Start THE RECORDS

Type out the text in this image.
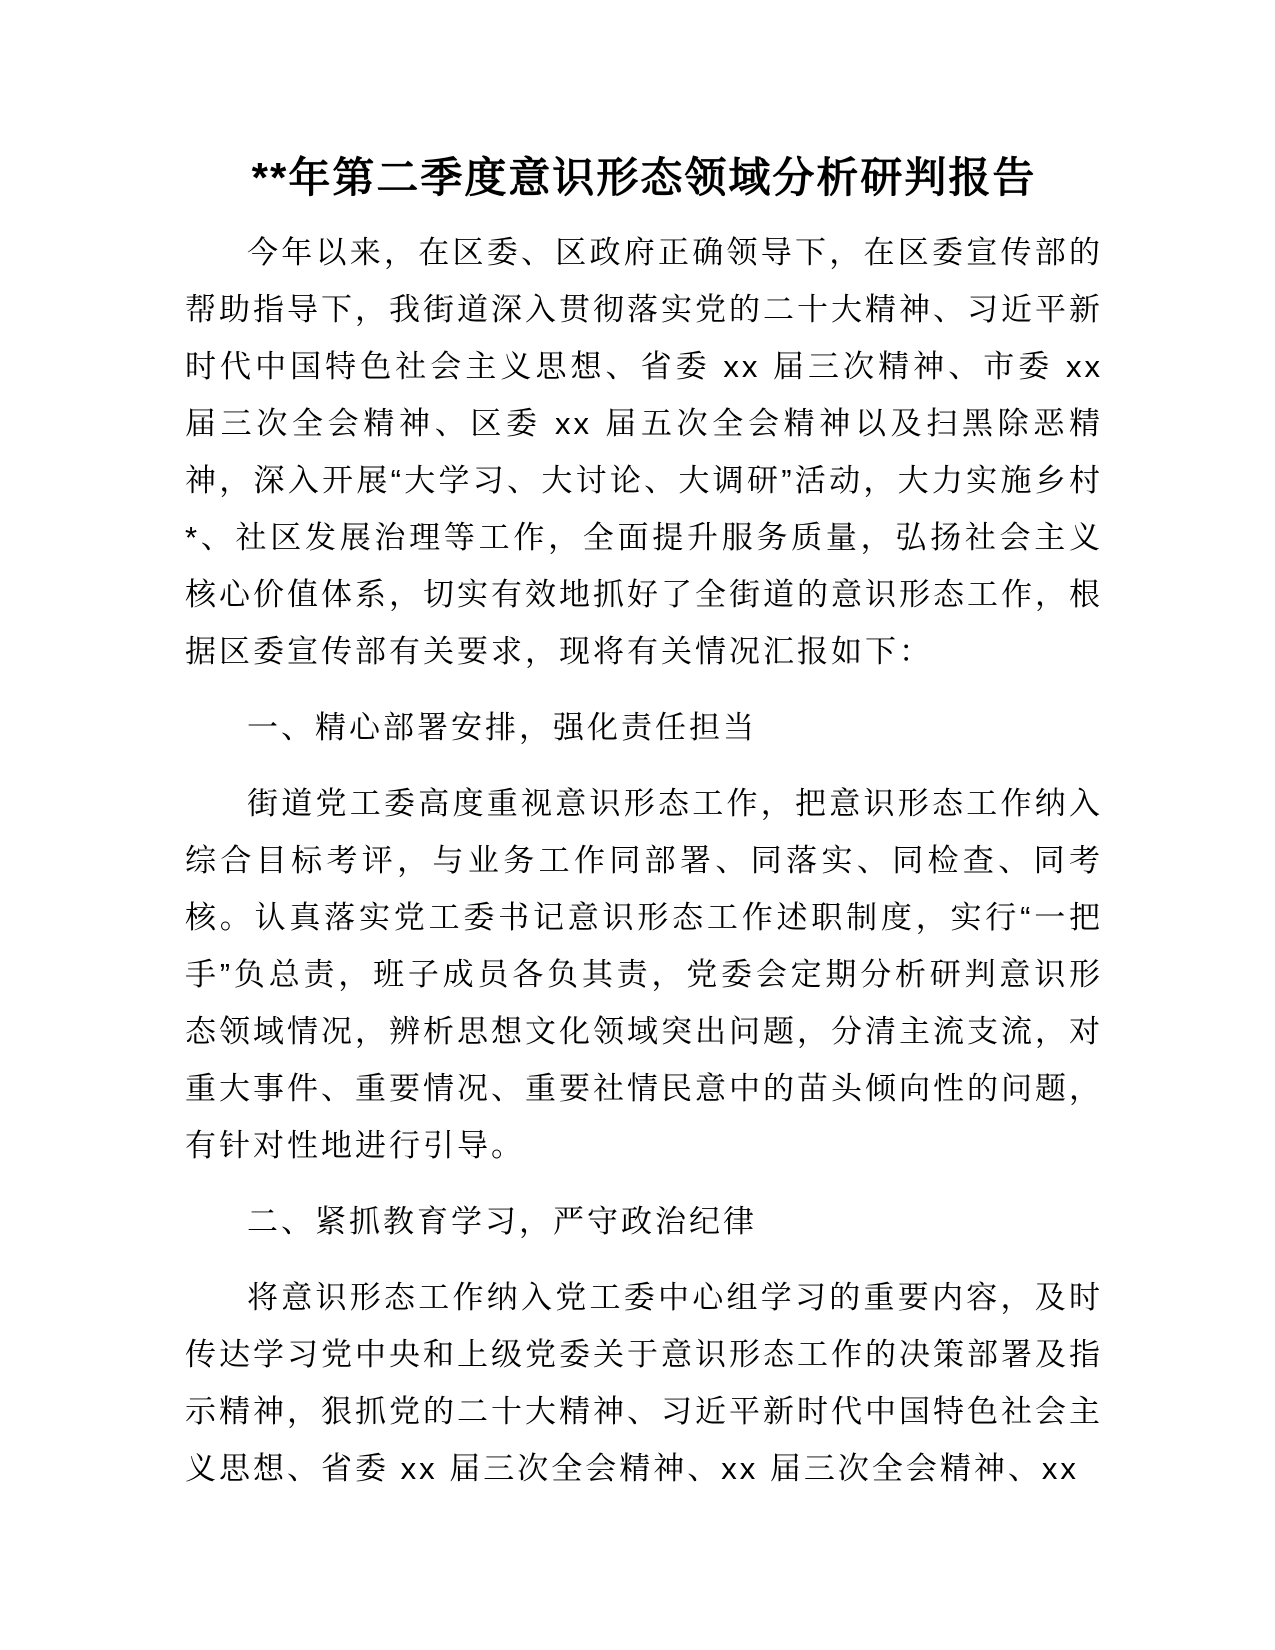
**年第二季度意识形态领域分析研判报告

今年以来，在区委、区政府正确领导下，在区委宣传部的帮助指导下，我街道深入贯彻落实党的二十大精神、习近平新时代中国特色社会主义思想、省委 xx 届三次精神、市委 xx 届三次全会精神、区委 xx 届五次全会精神以及扫黑除恶精神，深入开展“大学习、大讨论、大调研”活动，大力实施乡村*、社区发展治理等工作，全面提升服务质量，弘扬社会主义核心价值体系，切实有效地抓好了全街道的意识形态工作，根据区委宣传部有关要求，现将有关情况汇报如下：

一、精心部署安排，强化责任担当

街道党工委高度重视意识形态工作，把意识形态工作纳入综合目标考评，与业务工作同部署、同落实、同检查、同考核。认真落实党工委书记意识形态工作述职制度，实行“一把手”负总责，班子成员各负其责，党委会定期分析研判意识形态领域情况，辨析思想文化领域突出问题，分清主流支流，对重大事件、重要情况、重要社情民意中的苗头倾向性的问题，有针对性地进行引导。

二、紧抓教育学习，严守政治纪律

将意识形态工作纳入党工委中心组学习的重要内容，及时传达学习党中央和上级党委关于意识形态工作的决策部署及指示精神，狠抓党的二十大精神、习近平新时代中国特色社会主义思想、省委 xx 届三次全会精神、xx 届三次全会精神、xx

End THE RECORDS

> WRITTEN PROBLEM: Repeat all of the entries word for word, but omit the pictures.

> EXPECTED ANSWER:
Type out the text in this image.
**年第二季度意识形态领域分析研判报告

今年以来，在区委、区政府正确领导下，在区委宣传部的帮助指导下，我街道深入贯彻落实党的二十大精神、习近平新时代中国特色社会主义思想、省委 xx 届三次精神、市委 xx 届三次全会精神、区委 xx 届五次全会精神以及扫黑除恶精神，深入开展“大学习、大讨论、大调研”活动，大力实施乡村*、社区发展治理等工作，全面提升服务质量，弘扬社会主义核心价值体系，切实有效地抓好了全街道的意识形态工作，根据区委宣传部有关要求，现将有关情况汇报如下：

一、精心部署安排，强化责任担当

街道党工委高度重视意识形态工作，把意识形态工作纳入综合目标考评，与业务工作同部署、同落实、同检查、同考核。认真落实党工委书记意识形态工作述职制度，实行“一把手”负总责，班子成员各负其责，党委会定期分析研判意识形态领域情况，辨析思想文化领域突出问题，分清主流支流，对重大事件、重要情况、重要社情民意中的苗头倾向性的问题，有针对性地进行引导。

二、紧抓教育学习，严守政治纪律

将意识形态工作纳入党工委中心组学习的重要内容，及时传达学习党中央和上级党委关于意识形态工作的决策部署及指示精神，狠抓党的二十大精神、习近平新时代中国特色社会主义思想、省委 xx 届三次全会精神、xx 届三次全会精神、xx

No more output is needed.